### WHAT IS EXPECTED
Reproduce all records exactly.

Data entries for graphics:
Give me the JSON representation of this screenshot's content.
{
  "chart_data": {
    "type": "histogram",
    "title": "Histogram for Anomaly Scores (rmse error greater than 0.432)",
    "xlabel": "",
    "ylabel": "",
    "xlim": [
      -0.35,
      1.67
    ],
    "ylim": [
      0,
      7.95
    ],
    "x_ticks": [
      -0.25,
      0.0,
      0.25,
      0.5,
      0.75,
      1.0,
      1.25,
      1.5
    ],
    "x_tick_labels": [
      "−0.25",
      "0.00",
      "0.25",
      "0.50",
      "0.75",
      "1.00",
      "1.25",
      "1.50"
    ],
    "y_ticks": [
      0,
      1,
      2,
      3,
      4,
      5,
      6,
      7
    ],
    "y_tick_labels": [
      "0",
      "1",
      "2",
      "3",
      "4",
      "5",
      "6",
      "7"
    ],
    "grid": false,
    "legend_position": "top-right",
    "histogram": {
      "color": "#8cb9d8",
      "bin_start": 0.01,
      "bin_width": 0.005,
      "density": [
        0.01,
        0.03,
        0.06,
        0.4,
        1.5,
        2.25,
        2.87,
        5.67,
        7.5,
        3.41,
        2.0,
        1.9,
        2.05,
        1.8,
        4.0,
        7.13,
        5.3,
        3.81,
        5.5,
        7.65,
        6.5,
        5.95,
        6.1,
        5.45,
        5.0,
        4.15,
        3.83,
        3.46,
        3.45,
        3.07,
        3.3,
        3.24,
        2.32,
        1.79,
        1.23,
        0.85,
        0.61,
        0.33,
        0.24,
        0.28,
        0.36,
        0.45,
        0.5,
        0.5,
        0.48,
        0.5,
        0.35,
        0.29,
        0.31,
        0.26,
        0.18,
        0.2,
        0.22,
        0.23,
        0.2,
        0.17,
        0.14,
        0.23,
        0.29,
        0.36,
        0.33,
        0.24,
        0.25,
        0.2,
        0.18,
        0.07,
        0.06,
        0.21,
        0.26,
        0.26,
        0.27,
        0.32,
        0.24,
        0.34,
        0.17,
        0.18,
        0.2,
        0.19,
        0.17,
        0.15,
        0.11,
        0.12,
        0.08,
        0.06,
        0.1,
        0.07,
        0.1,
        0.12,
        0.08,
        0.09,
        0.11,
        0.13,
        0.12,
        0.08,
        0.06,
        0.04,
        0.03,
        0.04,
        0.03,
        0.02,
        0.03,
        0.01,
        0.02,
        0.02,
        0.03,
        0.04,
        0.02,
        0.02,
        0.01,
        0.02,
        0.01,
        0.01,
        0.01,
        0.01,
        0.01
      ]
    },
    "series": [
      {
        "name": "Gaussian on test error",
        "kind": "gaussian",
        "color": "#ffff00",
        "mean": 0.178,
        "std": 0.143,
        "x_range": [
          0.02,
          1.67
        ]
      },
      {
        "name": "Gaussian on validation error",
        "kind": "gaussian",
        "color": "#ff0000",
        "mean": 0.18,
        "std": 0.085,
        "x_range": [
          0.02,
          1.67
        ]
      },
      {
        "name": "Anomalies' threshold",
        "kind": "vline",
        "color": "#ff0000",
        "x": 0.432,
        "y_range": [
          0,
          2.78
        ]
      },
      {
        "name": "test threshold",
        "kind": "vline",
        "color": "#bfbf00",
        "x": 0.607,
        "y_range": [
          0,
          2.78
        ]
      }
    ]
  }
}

### RESPONSE TO THE TASK
Give me the JSON representation of this screenshot's content.
{
  "chart_data": {
    "type": "histogram",
    "title": "Histogram for Anomaly Scores (rmse error greater than 0.432)",
    "xlabel": "",
    "ylabel": "",
    "xlim": [
      -0.35,
      1.67
    ],
    "ylim": [
      0,
      7.95
    ],
    "x_ticks": [
      -0.25,
      0.0,
      0.25,
      0.5,
      0.75,
      1.0,
      1.25,
      1.5
    ],
    "x_tick_labels": [
      "−0.25",
      "0.00",
      "0.25",
      "0.50",
      "0.75",
      "1.00",
      "1.25",
      "1.50"
    ],
    "y_ticks": [
      0,
      1,
      2,
      3,
      4,
      5,
      6,
      7
    ],
    "y_tick_labels": [
      "0",
      "1",
      "2",
      "3",
      "4",
      "5",
      "6",
      "7"
    ],
    "grid": false,
    "legend_position": "top-right",
    "histogram": {
      "color": "#8cb9d8",
      "bin_start": 0.01,
      "bin_width": 0.005,
      "density": [
        0.01,
        0.03,
        0.06,
        0.4,
        1.5,
        2.25,
        2.87,
        5.67,
        7.5,
        3.41,
        2.0,
        1.9,
        2.05,
        1.8,
        4.0,
        7.13,
        5.3,
        3.81,
        5.5,
        7.65,
        6.5,
        5.95,
        6.1,
        5.45,
        5.0,
        4.15,
        3.83,
        3.46,
        3.45,
        3.07,
        3.3,
        3.24,
        2.32,
        1.79,
        1.23,
        0.85,
        0.61,
        0.33,
        0.24,
        0.28,
        0.36,
        0.45,
        0.5,
        0.5,
        0.48,
        0.5,
        0.35,
        0.29,
        0.31,
        0.26,
        0.18,
        0.2,
        0.22,
        0.23,
        0.2,
        0.17,
        0.14,
        0.23,
        0.29,
        0.36,
        0.33,
        0.24,
        0.25,
        0.2,
        0.18,
        0.07,
        0.06,
        0.21,
        0.26,
        0.26,
        0.27,
        0.32,
        0.24,
        0.34,
        0.17,
        0.18,
        0.2,
        0.19,
        0.17,
        0.15,
        0.11,
        0.12,
        0.08,
        0.06,
        0.1,
        0.07,
        0.1,
        0.12,
        0.08,
        0.09,
        0.11,
        0.13,
        0.12,
        0.08,
        0.06,
        0.04,
        0.03,
        0.04,
        0.03,
        0.02,
        0.03,
        0.01,
        0.02,
        0.02,
        0.03,
        0.04,
        0.02,
        0.02,
        0.01,
        0.02,
        0.01,
        0.01,
        0.01,
        0.01,
        0.01
      ]
    },
    "series": [
      {
        "name": "Gaussian on test error",
        "kind": "gaussian",
        "color": "#ffff00",
        "mean": 0.178,
        "std": 0.143,
        "x_range": [
          0.02,
          1.67
        ]
      },
      {
        "name": "Gaussian on validation error",
        "kind": "gaussian",
        "color": "#ff0000",
        "mean": 0.18,
        "std": 0.085,
        "x_range": [
          0.02,
          1.67
        ]
      },
      {
        "name": "Anomalies' threshold",
        "kind": "vline",
        "color": "#ff0000",
        "x": 0.432,
        "y_range": [
          0,
          2.78
        ]
      },
      {
        "name": "test threshold",
        "kind": "vline",
        "color": "#bfbf00",
        "x": 0.607,
        "y_range": [
          0,
          2.78
        ]
      }
    ]
  }
}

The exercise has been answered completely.